-- Problem requirements --
Print the whole listing exactly.

-- The input --

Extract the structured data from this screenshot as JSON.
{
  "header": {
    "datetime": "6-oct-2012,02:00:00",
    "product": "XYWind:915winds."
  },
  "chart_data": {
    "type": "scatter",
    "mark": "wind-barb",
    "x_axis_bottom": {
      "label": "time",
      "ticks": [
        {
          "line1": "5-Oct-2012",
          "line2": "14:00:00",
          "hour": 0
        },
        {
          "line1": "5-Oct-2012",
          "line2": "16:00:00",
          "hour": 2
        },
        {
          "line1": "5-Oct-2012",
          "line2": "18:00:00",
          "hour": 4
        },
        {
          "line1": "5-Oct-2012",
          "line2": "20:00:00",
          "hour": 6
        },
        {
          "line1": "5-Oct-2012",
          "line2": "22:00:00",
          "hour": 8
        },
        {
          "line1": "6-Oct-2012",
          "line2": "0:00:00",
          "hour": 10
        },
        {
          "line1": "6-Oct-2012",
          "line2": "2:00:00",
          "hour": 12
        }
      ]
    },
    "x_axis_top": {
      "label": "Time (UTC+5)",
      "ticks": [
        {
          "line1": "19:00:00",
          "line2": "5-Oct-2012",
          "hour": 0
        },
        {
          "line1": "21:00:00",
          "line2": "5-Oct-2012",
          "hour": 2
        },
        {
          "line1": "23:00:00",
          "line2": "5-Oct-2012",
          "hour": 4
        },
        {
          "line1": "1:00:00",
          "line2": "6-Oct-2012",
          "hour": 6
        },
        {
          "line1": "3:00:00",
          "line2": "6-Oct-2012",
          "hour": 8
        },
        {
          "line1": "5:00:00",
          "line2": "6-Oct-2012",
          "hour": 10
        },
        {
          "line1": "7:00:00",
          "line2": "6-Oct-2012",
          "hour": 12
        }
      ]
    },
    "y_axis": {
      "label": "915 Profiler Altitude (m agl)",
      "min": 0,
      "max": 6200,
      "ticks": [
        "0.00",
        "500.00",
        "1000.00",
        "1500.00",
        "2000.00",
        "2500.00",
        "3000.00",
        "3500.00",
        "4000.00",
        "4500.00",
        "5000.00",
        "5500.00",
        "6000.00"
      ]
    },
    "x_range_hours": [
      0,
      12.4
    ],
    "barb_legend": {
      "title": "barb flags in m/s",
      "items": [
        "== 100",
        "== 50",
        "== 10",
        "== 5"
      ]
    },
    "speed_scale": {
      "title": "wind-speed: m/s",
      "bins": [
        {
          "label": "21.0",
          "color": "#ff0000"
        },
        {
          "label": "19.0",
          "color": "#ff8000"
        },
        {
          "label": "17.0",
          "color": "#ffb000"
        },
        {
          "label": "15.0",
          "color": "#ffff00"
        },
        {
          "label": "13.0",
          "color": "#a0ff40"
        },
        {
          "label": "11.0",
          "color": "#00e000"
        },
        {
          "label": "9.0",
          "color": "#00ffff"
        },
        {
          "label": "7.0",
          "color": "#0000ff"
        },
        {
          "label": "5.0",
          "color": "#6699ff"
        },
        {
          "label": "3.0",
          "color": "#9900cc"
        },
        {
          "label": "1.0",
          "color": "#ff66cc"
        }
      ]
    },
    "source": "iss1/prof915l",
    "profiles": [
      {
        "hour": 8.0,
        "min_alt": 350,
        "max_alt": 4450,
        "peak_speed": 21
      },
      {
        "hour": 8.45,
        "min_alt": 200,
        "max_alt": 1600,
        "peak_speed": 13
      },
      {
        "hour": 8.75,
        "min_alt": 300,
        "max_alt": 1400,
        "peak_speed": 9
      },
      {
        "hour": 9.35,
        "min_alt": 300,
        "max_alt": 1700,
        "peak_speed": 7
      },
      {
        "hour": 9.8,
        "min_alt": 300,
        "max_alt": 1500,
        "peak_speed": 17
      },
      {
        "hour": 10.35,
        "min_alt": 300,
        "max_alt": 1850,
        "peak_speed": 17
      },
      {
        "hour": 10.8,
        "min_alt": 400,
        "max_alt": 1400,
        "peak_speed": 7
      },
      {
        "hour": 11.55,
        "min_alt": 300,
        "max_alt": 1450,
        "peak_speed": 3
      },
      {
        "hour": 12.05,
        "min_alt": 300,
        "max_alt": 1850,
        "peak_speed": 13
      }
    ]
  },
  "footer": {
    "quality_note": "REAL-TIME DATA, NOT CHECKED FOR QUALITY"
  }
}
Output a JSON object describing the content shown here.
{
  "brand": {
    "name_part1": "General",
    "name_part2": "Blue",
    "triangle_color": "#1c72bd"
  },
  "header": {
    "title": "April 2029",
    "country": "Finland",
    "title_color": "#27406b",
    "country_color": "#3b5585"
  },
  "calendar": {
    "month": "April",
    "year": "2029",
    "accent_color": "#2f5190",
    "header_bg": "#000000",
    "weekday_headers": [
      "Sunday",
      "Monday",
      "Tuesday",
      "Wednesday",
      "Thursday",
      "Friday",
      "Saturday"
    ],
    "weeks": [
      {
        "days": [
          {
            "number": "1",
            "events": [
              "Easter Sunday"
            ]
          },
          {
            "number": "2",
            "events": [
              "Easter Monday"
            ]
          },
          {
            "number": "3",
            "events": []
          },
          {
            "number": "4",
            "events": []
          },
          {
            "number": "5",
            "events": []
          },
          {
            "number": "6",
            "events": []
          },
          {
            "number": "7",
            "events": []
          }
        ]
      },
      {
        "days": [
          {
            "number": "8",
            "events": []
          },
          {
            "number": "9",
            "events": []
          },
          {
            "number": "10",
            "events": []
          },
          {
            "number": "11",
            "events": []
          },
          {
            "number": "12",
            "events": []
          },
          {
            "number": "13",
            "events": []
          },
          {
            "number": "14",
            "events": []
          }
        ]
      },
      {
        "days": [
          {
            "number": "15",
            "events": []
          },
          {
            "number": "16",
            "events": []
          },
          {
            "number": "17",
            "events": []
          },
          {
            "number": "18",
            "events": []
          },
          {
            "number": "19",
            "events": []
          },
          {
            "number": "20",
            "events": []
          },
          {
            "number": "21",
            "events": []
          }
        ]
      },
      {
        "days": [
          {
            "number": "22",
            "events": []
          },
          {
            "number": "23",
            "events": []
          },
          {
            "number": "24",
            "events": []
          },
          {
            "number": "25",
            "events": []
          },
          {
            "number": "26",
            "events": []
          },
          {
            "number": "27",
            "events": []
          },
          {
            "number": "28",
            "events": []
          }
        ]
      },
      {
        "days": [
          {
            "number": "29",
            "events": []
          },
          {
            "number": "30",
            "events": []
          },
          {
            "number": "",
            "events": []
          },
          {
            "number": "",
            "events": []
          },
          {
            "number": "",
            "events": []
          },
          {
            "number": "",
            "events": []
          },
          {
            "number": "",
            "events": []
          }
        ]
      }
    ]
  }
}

-- Result of the exercise --
Extract the structured data from this screenshot as JSON.
{
  "header": {
    "datetime": "6-oct-2012,02:00:00",
    "product": "XYWind:915winds."
  },
  "chart_data": {
    "type": "scatter",
    "mark": "wind-barb",
    "x_axis_bottom": {
      "label": "time",
      "ticks": [
        {
          "line1": "5-Oct-2012",
          "line2": "14:00:00",
          "hour": 0
        },
        {
          "line1": "5-Oct-2012",
          "line2": "16:00:00",
          "hour": 2
        },
        {
          "line1": "5-Oct-2012",
          "line2": "18:00:00",
          "hour": 4
        },
        {
          "line1": "5-Oct-2012",
          "line2": "20:00:00",
          "hour": 6
        },
        {
          "line1": "5-Oct-2012",
          "line2": "22:00:00",
          "hour": 8
        },
        {
          "line1": "6-Oct-2012",
          "line2": "0:00:00",
          "hour": 10
        },
        {
          "line1": "6-Oct-2012",
          "line2": "2:00:00",
          "hour": 12
        }
      ]
    },
    "x_axis_top": {
      "label": "Time (UTC+5)",
      "ticks": [
        {
          "line1": "19:00:00",
          "line2": "5-Oct-2012",
          "hour": 0
        },
        {
          "line1": "21:00:00",
          "line2": "5-Oct-2012",
          "hour": 2
        },
        {
          "line1": "23:00:00",
          "line2": "5-Oct-2012",
          "hour": 4
        },
        {
          "line1": "1:00:00",
          "line2": "6-Oct-2012",
          "hour": 6
        },
        {
          "line1": "3:00:00",
          "line2": "6-Oct-2012",
          "hour": 8
        },
        {
          "line1": "5:00:00",
          "line2": "6-Oct-2012",
          "hour": 10
        },
        {
          "line1": "7:00:00",
          "line2": "6-Oct-2012",
          "hour": 12
        }
      ]
    },
    "y_axis": {
      "label": "915 Profiler Altitude (m agl)",
      "min": 0,
      "max": 6200,
      "ticks": [
        "0.00",
        "500.00",
        "1000.00",
        "1500.00",
        "2000.00",
        "2500.00",
        "3000.00",
        "3500.00",
        "4000.00",
        "4500.00",
        "5000.00",
        "5500.00",
        "6000.00"
      ]
    },
    "x_range_hours": [
      0,
      12.4
    ],
    "barb_legend": {
      "title": "barb flags in m/s",
      "items": [
        "== 100",
        "== 50",
        "== 10",
        "== 5"
      ]
    },
    "speed_scale": {
      "title": "wind-speed: m/s",
      "bins": [
        {
          "label": "21.0",
          "color": "#ff0000"
        },
        {
          "label": "19.0",
          "color": "#ff8000"
        },
        {
          "label": "17.0",
          "color": "#ffb000"
        },
        {
          "label": "15.0",
          "color": "#ffff00"
        },
        {
          "label": "13.0",
          "color": "#a0ff40"
        },
        {
          "label": "11.0",
          "color": "#00e000"
        },
        {
          "label": "9.0",
          "color": "#00ffff"
        },
        {
          "label": "7.0",
          "color": "#0000ff"
        },
        {
          "label": "5.0",
          "color": "#6699ff"
        },
        {
          "label": "3.0",
          "color": "#9900cc"
        },
        {
          "label": "1.0",
          "color": "#ff66cc"
        }
      ]
    },
    "source": "iss1/prof915l",
    "profiles": [
      {
        "hour": 8.0,
        "min_alt": 350,
        "max_alt": 4450,
        "peak_speed": 21
      },
      {
        "hour": 8.45,
        "min_alt": 200,
        "max_alt": 1600,
        "peak_speed": 13
      },
      {
        "hour": 8.75,
        "min_alt": 300,
        "max_alt": 1400,
        "peak_speed": 9
      },
      {
        "hour": 9.35,
        "min_alt": 300,
        "max_alt": 1700,
        "peak_speed": 7
      },
      {
        "hour": 9.8,
        "min_alt": 300,
        "max_alt": 1500,
        "peak_speed": 17
      },
      {
        "hour": 10.35,
        "min_alt": 300,
        "max_alt": 1850,
        "peak_speed": 17
      },
      {
        "hour": 10.8,
        "min_alt": 400,
        "max_alt": 1400,
        "peak_speed": 7
      },
      {
        "hour": 11.55,
        "min_alt": 300,
        "max_alt": 1450,
        "peak_speed": 3
      },
      {
        "hour": 12.05,
        "min_alt": 300,
        "max_alt": 1850,
        "peak_speed": 13
      }
    ]
  },
  "footer": {
    "quality_note": "REAL-TIME DATA, NOT CHECKED FOR QUALITY"
  }
}
Output a JSON object describing the content shown here.
{
  "brand": {
    "name_part1": "General",
    "name_part2": "Blue",
    "triangle_color": "#1c72bd"
  },
  "header": {
    "title": "April 2029",
    "country": "Finland",
    "title_color": "#27406b",
    "country_color": "#3b5585"
  },
  "calendar": {
    "month": "April",
    "year": "2029",
    "accent_color": "#2f5190",
    "header_bg": "#000000",
    "weekday_headers": [
      "Sunday",
      "Monday",
      "Tuesday",
      "Wednesday",
      "Thursday",
      "Friday",
      "Saturday"
    ],
    "weeks": [
      {
        "days": [
          {
            "number": "1",
            "events": [
              "Easter Sunday"
            ]
          },
          {
            "number": "2",
            "events": [
              "Easter Monday"
            ]
          },
          {
            "number": "3",
            "events": []
          },
          {
            "number": "4",
            "events": []
          },
          {
            "number": "5",
            "events": []
          },
          {
            "number": "6",
            "events": []
          },
          {
            "number": "7",
            "events": []
          }
        ]
      },
      {
        "days": [
          {
            "number": "8",
            "events": []
          },
          {
            "number": "9",
            "events": []
          },
          {
            "number": "10",
            "events": []
          },
          {
            "number": "11",
            "events": []
          },
          {
            "number": "12",
            "events": []
          },
          {
            "number": "13",
            "events": []
          },
          {
            "number": "14",
            "events": []
          }
        ]
      },
      {
        "days": [
          {
            "number": "15",
            "events": []
          },
          {
            "number": "16",
            "events": []
          },
          {
            "number": "17",
            "events": []
          },
          {
            "number": "18",
            "events": []
          },
          {
            "number": "19",
            "events": []
          },
          {
            "number": "20",
            "events": []
          },
          {
            "number": "21",
            "events": []
          }
        ]
      },
      {
        "days": [
          {
            "number": "22",
            "events": []
          },
          {
            "number": "23",
            "events": []
          },
          {
            "number": "24",
            "events": []
          },
          {
            "number": "25",
            "events": []
          },
          {
            "number": "26",
            "events": []
          },
          {
            "number": "27",
            "events": []
          },
          {
            "number": "28",
            "events": []
          }
        ]
      },
      {
        "days": [
          {
            "number": "29",
            "events": []
          },
          {
            "number": "30",
            "events": []
          },
          {
            "number": "",
            "events": []
          },
          {
            "number": "",
            "events": []
          },
          {
            "number": "",
            "events": []
          },
          {
            "number": "",
            "events": []
          },
          {
            "number": "",
            "events": []
          }
        ]
      }
    ]
  }
}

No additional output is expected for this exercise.